THE TASK -
In the records below, find the line containing "Transcribe the text in this document.", then copy that line and all lines after it, exactly, omitting every picture.

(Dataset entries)
-- BEGIN --

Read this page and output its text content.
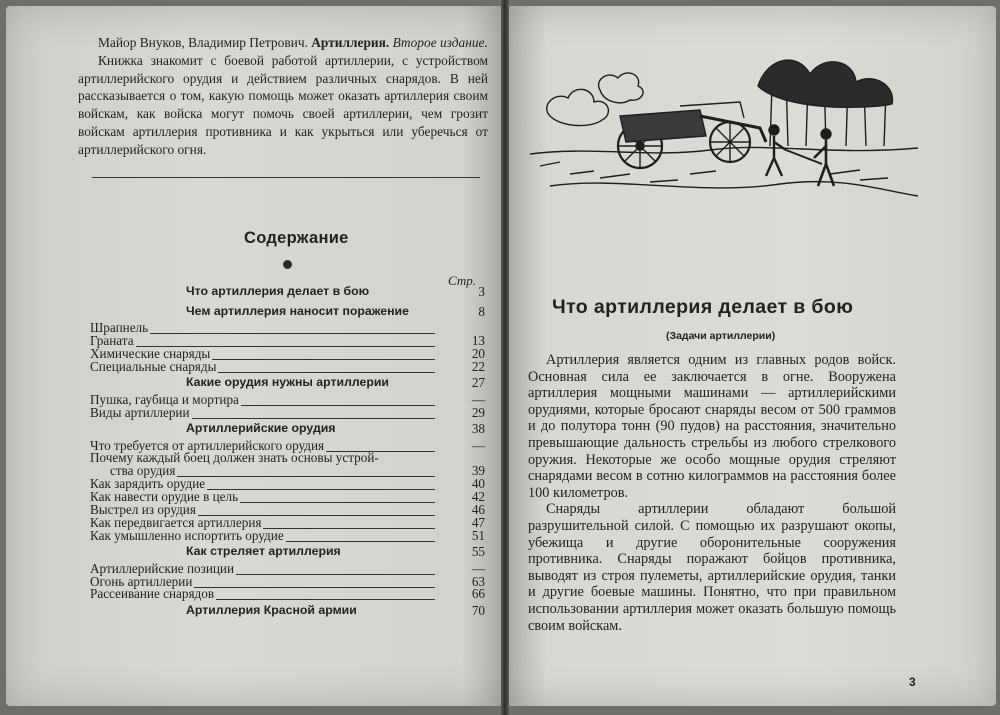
Майор Внуков, Владимир Петрович. Артиллерия. Второе издание.

Книжка знакомит с боевой работой артиллерии, с устройством артиллерийского орудия и действием различных снарядов. В ней рассказывается о том, какую помощь может оказать артиллерия своим войскам, как войска могут помочь своей артиллерии, чем грозит войскам артиллерия противника и как укрыться или уберечься от артиллерийского огня.

Содержание
Стр.
Что артиллерия делает в бою	3
Чем артиллерия наносит поражение	8
Шрапнель
Граната	13
Химические снаряды	20
Специальные снаряды	22
Какие орудия нужны артиллерии	27
Пушка, гаубица и мортира	—
Виды артиллерии	29
Артиллерийские орудия	38
Что требуется от артиллерийского орудия	—
Почему каждый боец должен знать основы устрой-
ства орудия	39
Как зарядить орудие	40
Как навести орудие в цель	42
Выстрел из орудия	46
Как передвигается артиллерия	47
Как умышленно испортить орудие	51
Как стреляет артиллерия	55
Артиллерийские позиции	—
Огонь артиллерии	63
Рассеивание снарядов	66
Артиллерия Красной армии	70
Что артиллерия делает в бою
(Задачи артиллерии)

Артиллерия является одним из главных родов войск. Основная сила ее заключается в огне. Вооружена артиллерия мощными машинами — артиллерийскими орудиями, которые бросают снаряды весом от 500 граммов и до полутора тонн (90 пудов) на расстояния, значительно превышающие дальность стрельбы из любого стрелкового оружия. Некоторые же особо мощные орудия стреляют снарядами весом в сотню килограммов на расстояния более 100 километров.

Снаряды артиллерии обладают большой разрушительной силой. С помощью их разрушают окопы, убежища и другие оборонительные сооружения противника. Снаряды поражают бойцов противника, выводят из строя пулеметы, артиллерийские орудия, танки и другие боевые машины. Понятно, что при правильном использовании артиллерия может оказать большую помощь своим войскам.

3
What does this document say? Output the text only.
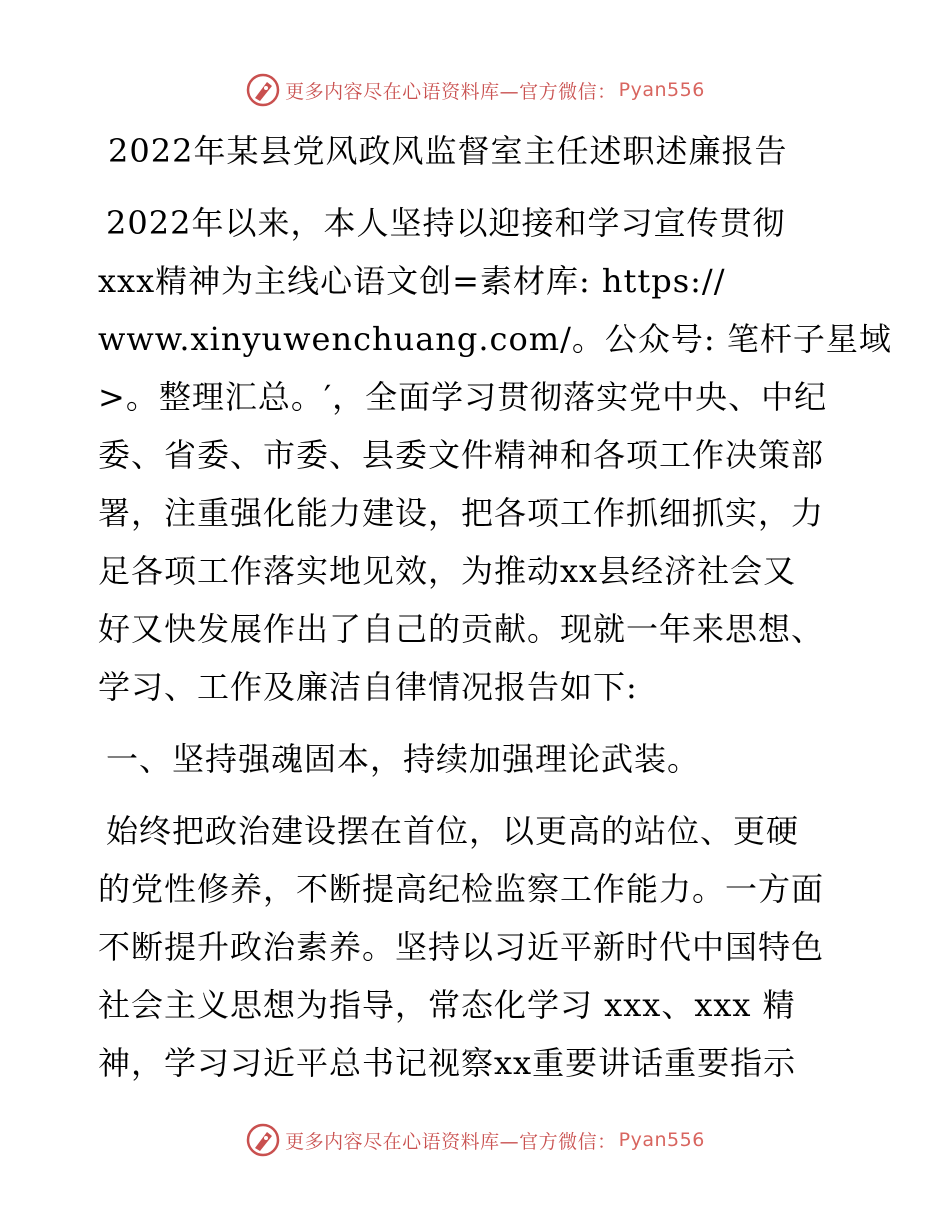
更多内容尽在心语资料库—官方微信： Pyan556
2022年某县党风政风监督室主任述职述廉报告
2022年以来，本人坚持以迎接和学习宣传贯彻
xxx精神为主线心语文创=素材库: https://
www.xinyuwenchuang.com/。公众号: 笔杆子星域
>。整理汇总。′，全面学习贯彻落实党中央、中纪
委、省委、市委、县委文件精神和各项工作决策部
署，注重强化能力建设，把各项工作抓细抓实，力
足各项工作落实地见效，为推动xx县经济社会又
好又快发展作出了自己的贡献。现就一年来思想、
学习、工作及廉洁自律情况报告如下:
一、坚持强魂固本，持续加强理论武装。
始终把政治建设摆在首位，以更高的站位、更硬
的党性修养，不断提高纪检监察工作能力。一方面
不断提升政治素养。坚持以习近平新时代中国特色
社会主义思想为指导，常态化学习 xxx、xxx 精
神，学习习近平总书记视察xx重要讲话重要指示
更多内容尽在心语资料库—官方微信： Pyan556
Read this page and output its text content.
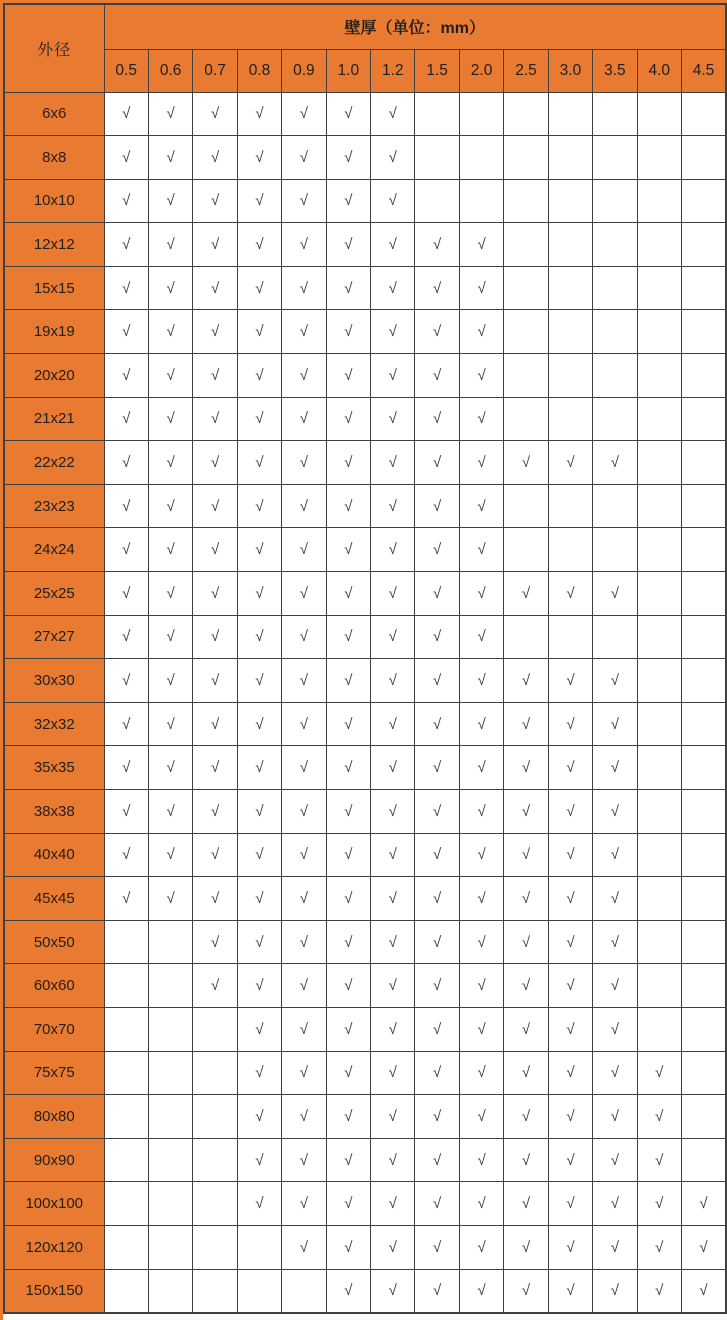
外径	壁厚（单位：mm）													
	0.5	0.6	0.7	0.8	0.9	1.0	1.2	1.5	2.0	2.5	3.0	3.5	4.0	4.5
6x6	√	√	√	√	√	√	√							
8x8	√	√	√	√	√	√	√							
10x10	√	√	√	√	√	√	√							
12x12	√	√	√	√	√	√	√	√	√					
15x15	√	√	√	√	√	√	√	√	√					
19x19	√	√	√	√	√	√	√	√	√					
20x20	√	√	√	√	√	√	√	√	√					
21x21	√	√	√	√	√	√	√	√	√					
22x22	√	√	√	√	√	√	√	√	√	√	√	√		
23x23	√	√	√	√	√	√	√	√	√					
24x24	√	√	√	√	√	√	√	√	√					
25x25	√	√	√	√	√	√	√	√	√	√	√	√		
27x27	√	√	√	√	√	√	√	√	√					
30x30	√	√	√	√	√	√	√	√	√	√	√	√		
32x32	√	√	√	√	√	√	√	√	√	√	√	√		
35x35	√	√	√	√	√	√	√	√	√	√	√	√		
38x38	√	√	√	√	√	√	√	√	√	√	√	√		
40x40	√	√	√	√	√	√	√	√	√	√	√	√		
45x45	√	√	√	√	√	√	√	√	√	√	√	√		
50x50			√	√	√	√	√	√	√	√	√	√		
60x60			√	√	√	√	√	√	√	√	√	√		
70x70				√	√	√	√	√	√	√	√	√		
75x75				√	√	√	√	√	√	√	√	√	√	
80x80				√	√	√	√	√	√	√	√	√	√	
90x90				√	√	√	√	√	√	√	√	√	√	
100x100				√	√	√	√	√	√	√	√	√	√	√
120x120					√	√	√	√	√	√	√	√	√	√
150x150						√	√	√	√	√	√	√	√	√
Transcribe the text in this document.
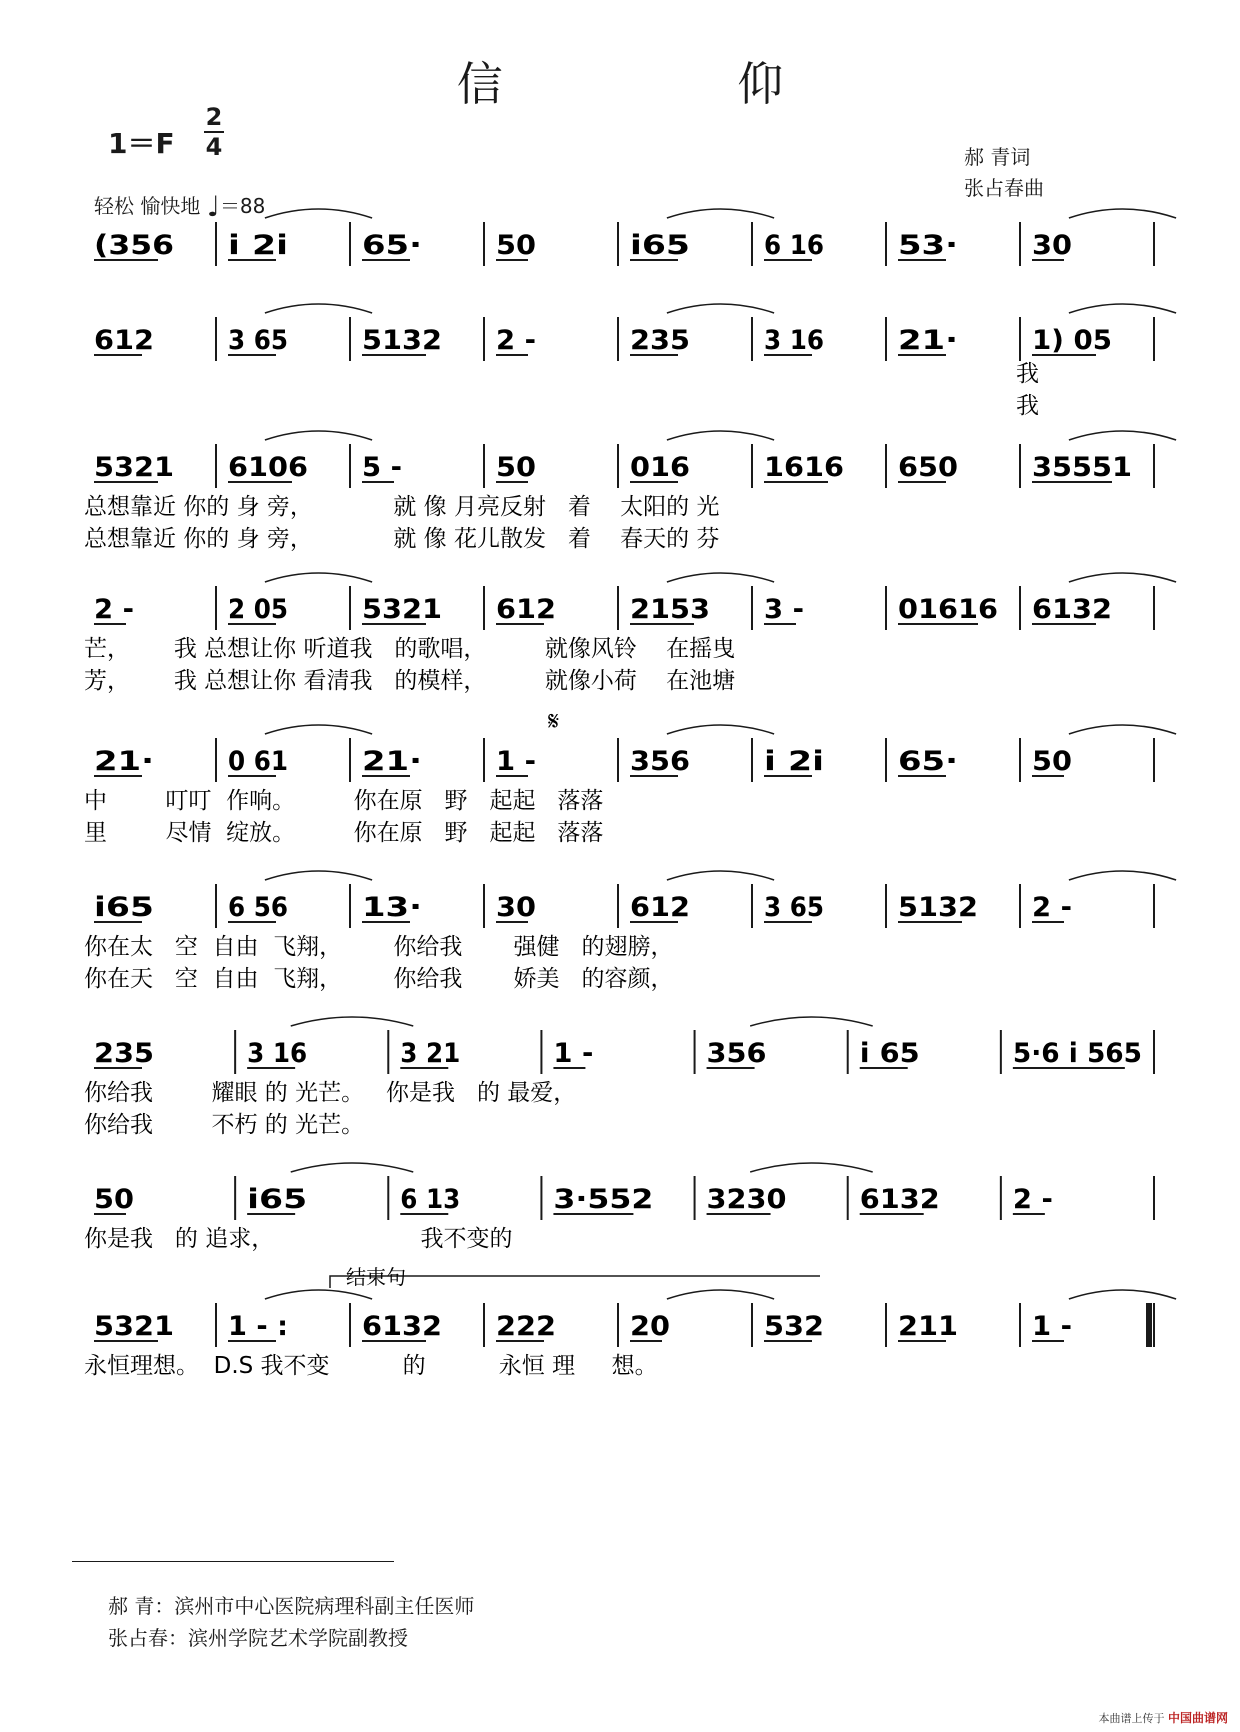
信 仰
1＝F
2
4
轻松 愉快地 ♩＝88
郝 青词
张占春曲
(356 i 2i	65·	50	i65	6 16	53·	30
612	3 65	5132 2 -	235	3 16	21·	1) 05
我
我
5321 6106 5 -	50	016	1616 650	35551
总想靠近 你的 身 旁，           就 像 月亮反射   着    太阳的 光
总想靠近 你的 身 旁，           就 像 花儿散发   着    春天的 芬
2 -	2 05	5321 612	2153 3 -	01616 6132
芒，      我 总想让你 听道我   的歌唱，        就像风铃    在摇曳
芳，      我 总想让你 看清我   的模样，        就像小荷    在池塘
21·	0 61	21·	1 -	356	i 2i	65·	50
中        叮叮  作响。        你在原   野   起起   落落
里        尽情  绽放。        你在原   野   起起   落落
i65	6 56	13·	30	612	3 65	5132 2 -
你在太   空  自由  飞翔，       你给我       强健   的翅膀，
你在天   空  自由  飞翔，       你给我       娇美   的容颜，
235	3 16	3 21	1 -	356	i 65	5·6 i 565
你给我        耀眼 的 光芒。   你是我   的 最爱，
你给我        不朽 的 光芒。
50	i65	6 13	3·552 3230	6132	2 -
你是我   的 追求，                    我不变的
5321 1 - :	6132 222	20	532	211	1 -
永恒理想。  D.S 我不变          的          永恒 理     想。
𝄋
结束句
郝 青：滨州市中心医院病理科副主任医师
张占春：滨州学院艺术学院副教授
本曲谱上传于 中国曲谱网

-- END --

ANSWER TO THE PROBLEM -
Transcribe the text in this document.
信 仰
1＝F
2
4
轻松 愉快地 ♩＝88
郝 青词
张占春曲
(356 i 2i	65·	50	i65	6 16	53·	30
612	3 65	5132 2 -	235	3 16	21·	1) 05
我
我
5321 6106 5 -	50	016	1616 650	35551
总想靠近 你的 身 旁，           就 像 月亮反射   着    太阳的 光
总想靠近 你的 身 旁，           就 像 花儿散发   着    春天的 芬
2 -	2 05	5321 612	2153 3 -	01616 6132
芒，      我 总想让你 听道我   的歌唱，        就像风铃    在摇曳
芳，      我 总想让你 看清我   的模样，        就像小荷    在池塘
21·	0 61	21·	1 -	356	i 2i	65·	50
中        叮叮  作响。        你在原   野   起起   落落
里        尽情  绽放。        你在原   野   起起   落落
i65	6 56	13·	30	612	3 65	5132 2 -
你在太   空  自由  飞翔，       你给我       强健   的翅膀，
你在天   空  自由  飞翔，       你给我       娇美   的容颜，
235	3 16	3 21	1 -	356	i 65	5·6 i 565
你给我        耀眼 的 光芒。   你是我   的 最爱，
你给我        不朽 的 光芒。
50	i65	6 13	3·552 3230	6132	2 -
你是我   的 追求，                    我不变的
5321 1 - :	6132 222	20	532	211	1 -
永恒理想。  D.S 我不变          的          永恒 理     想。
𝄋
结束句
郝 青：滨州市中心医院病理科副主任医师
张占春：滨州学院艺术学院副教授
本曲谱上传于 中国曲谱网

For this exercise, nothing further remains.